WRITTEN INSTRUCTION: Repeat every entry word for word, but leave the images out of your copy.

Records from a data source
"""

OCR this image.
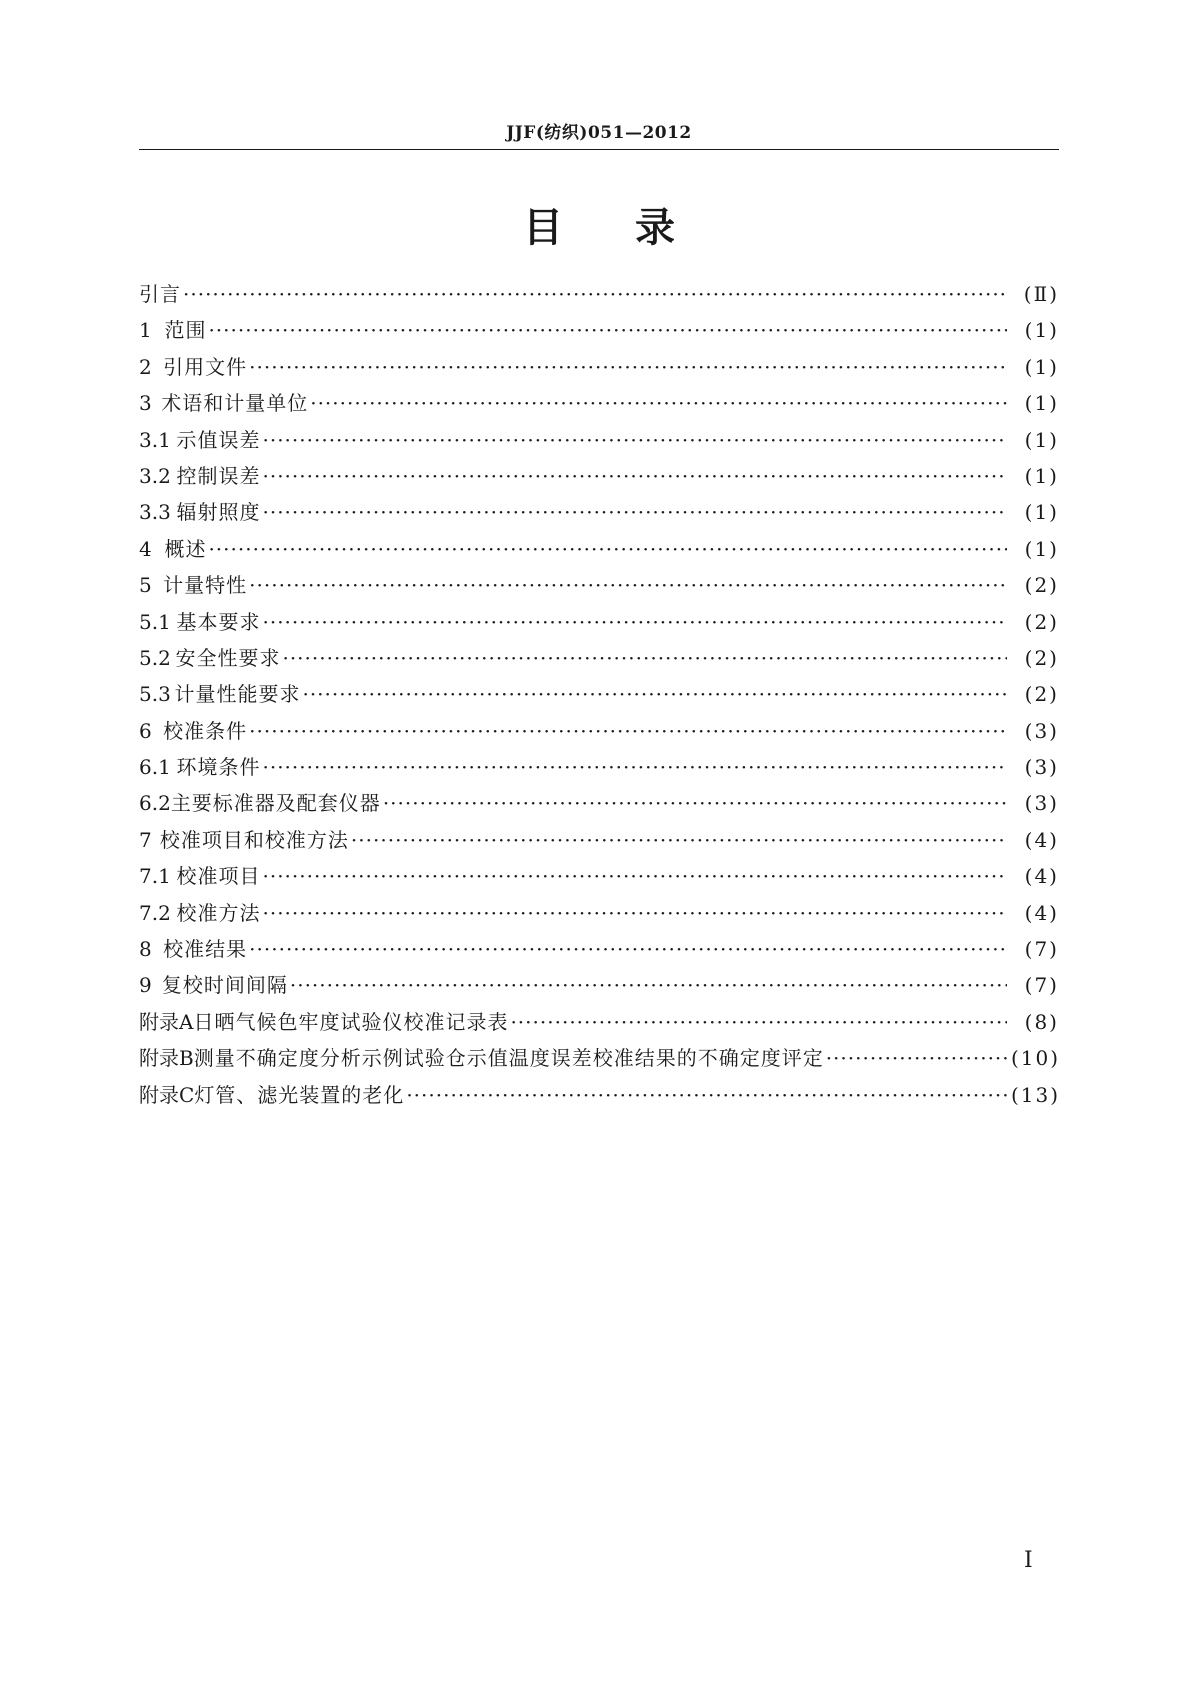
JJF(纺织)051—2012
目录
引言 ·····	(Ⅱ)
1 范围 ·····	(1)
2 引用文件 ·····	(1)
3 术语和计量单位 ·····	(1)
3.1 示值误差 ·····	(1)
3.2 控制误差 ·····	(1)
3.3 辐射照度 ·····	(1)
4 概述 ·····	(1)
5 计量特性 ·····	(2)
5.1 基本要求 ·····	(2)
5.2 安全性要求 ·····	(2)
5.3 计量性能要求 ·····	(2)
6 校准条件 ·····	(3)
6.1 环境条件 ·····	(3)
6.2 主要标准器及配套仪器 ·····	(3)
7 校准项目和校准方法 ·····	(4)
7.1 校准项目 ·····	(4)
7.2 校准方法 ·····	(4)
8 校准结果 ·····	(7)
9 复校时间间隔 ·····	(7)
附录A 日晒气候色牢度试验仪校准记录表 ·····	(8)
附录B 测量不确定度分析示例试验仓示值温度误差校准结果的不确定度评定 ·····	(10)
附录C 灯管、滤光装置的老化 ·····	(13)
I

"""

THE OUTPUT:
OCR this image.
JJF(纺织)051—2012
目录
引言 ·····	(Ⅱ)
1 范围 ·····	(1)
2 引用文件 ·····	(1)
3 术语和计量单位 ·····	(1)
3.1 示值误差 ·····	(1)
3.2 控制误差 ·····	(1)
3.3 辐射照度 ·····	(1)
4 概述 ·····	(1)
5 计量特性 ·····	(2)
5.1 基本要求 ·····	(2)
5.2 安全性要求 ·····	(2)
5.3 计量性能要求 ·····	(2)
6 校准条件 ·····	(3)
6.1 环境条件 ·····	(3)
6.2 主要标准器及配套仪器 ·····	(3)
7 校准项目和校准方法 ·····	(4)
7.1 校准项目 ·····	(4)
7.2 校准方法 ·····	(4)
8 校准结果 ·····	(7)
9 复校时间间隔 ·····	(7)
附录A 日晒气候色牢度试验仪校准记录表 ·····	(8)
附录B 测量不确定度分析示例试验仓示值温度误差校准结果的不确定度评定 ·····	(10)
附录C 灯管、滤光装置的老化 ·····	(13)
I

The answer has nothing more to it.